• [EXERCISE DESCRIPTION] Copy the lines that follow, keeping every character the same.

>> Start INFORMATION PROVIDED

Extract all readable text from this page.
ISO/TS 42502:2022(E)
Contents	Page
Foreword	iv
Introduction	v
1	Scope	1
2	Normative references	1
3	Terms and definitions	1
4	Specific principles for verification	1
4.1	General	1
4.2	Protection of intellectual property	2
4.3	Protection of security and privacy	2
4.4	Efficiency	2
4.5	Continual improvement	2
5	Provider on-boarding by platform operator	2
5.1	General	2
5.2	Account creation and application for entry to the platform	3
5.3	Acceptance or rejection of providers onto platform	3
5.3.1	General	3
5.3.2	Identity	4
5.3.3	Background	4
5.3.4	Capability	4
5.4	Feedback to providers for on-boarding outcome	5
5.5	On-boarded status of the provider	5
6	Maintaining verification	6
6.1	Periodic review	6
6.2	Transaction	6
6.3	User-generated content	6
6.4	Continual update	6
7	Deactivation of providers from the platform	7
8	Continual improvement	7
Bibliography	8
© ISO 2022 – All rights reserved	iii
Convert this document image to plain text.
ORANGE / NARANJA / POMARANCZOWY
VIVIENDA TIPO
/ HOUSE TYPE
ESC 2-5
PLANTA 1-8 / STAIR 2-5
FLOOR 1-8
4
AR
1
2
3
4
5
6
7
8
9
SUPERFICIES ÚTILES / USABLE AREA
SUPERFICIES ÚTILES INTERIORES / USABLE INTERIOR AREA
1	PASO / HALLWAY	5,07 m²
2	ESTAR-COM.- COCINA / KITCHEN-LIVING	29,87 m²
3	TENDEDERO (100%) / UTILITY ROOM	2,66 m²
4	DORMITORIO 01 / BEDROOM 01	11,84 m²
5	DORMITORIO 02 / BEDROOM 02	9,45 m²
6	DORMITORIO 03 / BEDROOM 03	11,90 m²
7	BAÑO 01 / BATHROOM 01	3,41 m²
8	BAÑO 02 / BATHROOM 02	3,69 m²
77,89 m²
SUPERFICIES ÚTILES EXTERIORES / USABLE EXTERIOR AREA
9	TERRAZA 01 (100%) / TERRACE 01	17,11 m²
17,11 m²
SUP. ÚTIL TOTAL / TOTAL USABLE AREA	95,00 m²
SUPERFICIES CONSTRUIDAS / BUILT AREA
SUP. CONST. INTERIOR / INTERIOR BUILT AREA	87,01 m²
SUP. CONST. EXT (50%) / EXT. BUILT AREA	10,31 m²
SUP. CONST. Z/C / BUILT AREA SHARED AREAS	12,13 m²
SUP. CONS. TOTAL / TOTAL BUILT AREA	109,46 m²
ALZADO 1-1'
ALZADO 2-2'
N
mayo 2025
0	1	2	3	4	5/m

>> End INFORMATION PROVIDED

• [ANSWER FOR THIS EXERCISE]
Extract all readable text from this page.
ISO/TS 42502:2022(E)
Contents	Page
Foreword	iv
Introduction	v
1	Scope	1
2	Normative references	1
3	Terms and definitions	1
4	Specific principles for verification	1
4.1	General	1
4.2	Protection of intellectual property	2
4.3	Protection of security and privacy	2
4.4	Efficiency	2
4.5	Continual improvement	2
5	Provider on-boarding by platform operator	2
5.1	General	2
5.2	Account creation and application for entry to the platform	3
5.3	Acceptance or rejection of providers onto platform	3
5.3.1	General	3
5.3.2	Identity	4
5.3.3	Background	4
5.3.4	Capability	4
5.4	Feedback to providers for on-boarding outcome	5
5.5	On-boarded status of the provider	5
6	Maintaining verification	6
6.1	Periodic review	6
6.2	Transaction	6
6.3	User-generated content	6
6.4	Continual update	6
7	Deactivation of providers from the platform	7
8	Continual improvement	7
Bibliography	8
© ISO 2022 – All rights reserved	iii
Convert this document image to plain text.
ORANGE / NARANJA / POMARANCZOWY
VIVIENDA TIPO
/ HOUSE TYPE
ESC 2-5
PLANTA 1-8 / STAIR 2-5
FLOOR 1-8
4
AR
1
2
3
4
5
6
7
8
9
SUPERFICIES ÚTILES / USABLE AREA
SUPERFICIES ÚTILES INTERIORES / USABLE INTERIOR AREA
1	PASO / HALLWAY	5,07 m²
2	ESTAR-COM.- COCINA / KITCHEN-LIVING	29,87 m²
3	TENDEDERO (100%) / UTILITY ROOM	2,66 m²
4	DORMITORIO 01 / BEDROOM 01	11,84 m²
5	DORMITORIO 02 / BEDROOM 02	9,45 m²
6	DORMITORIO 03 / BEDROOM 03	11,90 m²
7	BAÑO 01 / BATHROOM 01	3,41 m²
8	BAÑO 02 / BATHROOM 02	3,69 m²
77,89 m²
SUPERFICIES ÚTILES EXTERIORES / USABLE EXTERIOR AREA
9	TERRAZA 01 (100%) / TERRACE 01	17,11 m²
17,11 m²
SUP. ÚTIL TOTAL / TOTAL USABLE AREA	95,00 m²
SUPERFICIES CONSTRUIDAS / BUILT AREA
SUP. CONST. INTERIOR / INTERIOR BUILT AREA	87,01 m²
SUP. CONST. EXT (50%) / EXT. BUILT AREA	10,31 m²
SUP. CONST. Z/C / BUILT AREA SHARED AREAS	12,13 m²
SUP. CONS. TOTAL / TOTAL BUILT AREA	109,46 m²
ALZADO 1-1'
ALZADO 2-2'
N
mayo 2025
0	1	2	3	4	5/m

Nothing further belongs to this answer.